◆ **TO DO**
Would you pull out every line of the material that contains the string "FASP"?
□ □ □ □ □ □ □
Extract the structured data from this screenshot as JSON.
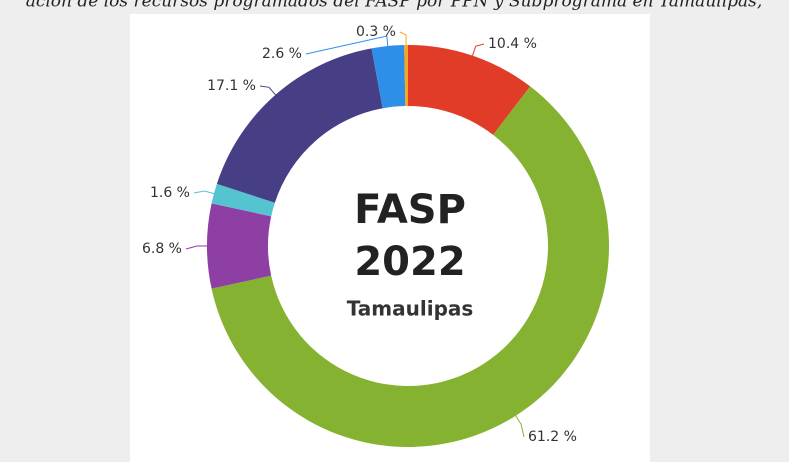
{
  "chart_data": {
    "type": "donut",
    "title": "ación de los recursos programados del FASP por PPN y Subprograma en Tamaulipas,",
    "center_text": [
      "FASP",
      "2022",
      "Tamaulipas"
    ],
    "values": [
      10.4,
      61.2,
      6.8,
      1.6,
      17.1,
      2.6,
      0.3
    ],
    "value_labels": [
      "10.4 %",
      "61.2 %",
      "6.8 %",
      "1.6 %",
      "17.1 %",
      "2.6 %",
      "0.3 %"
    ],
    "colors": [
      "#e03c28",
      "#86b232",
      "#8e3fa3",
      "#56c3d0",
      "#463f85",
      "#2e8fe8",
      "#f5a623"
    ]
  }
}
□ □ □ □ □ □ □
◆ **TASK RESULT**
    "title": "ación de los recursos programados del FASP por PPN y Subprograma en Tamaulipas,",
      "FASP",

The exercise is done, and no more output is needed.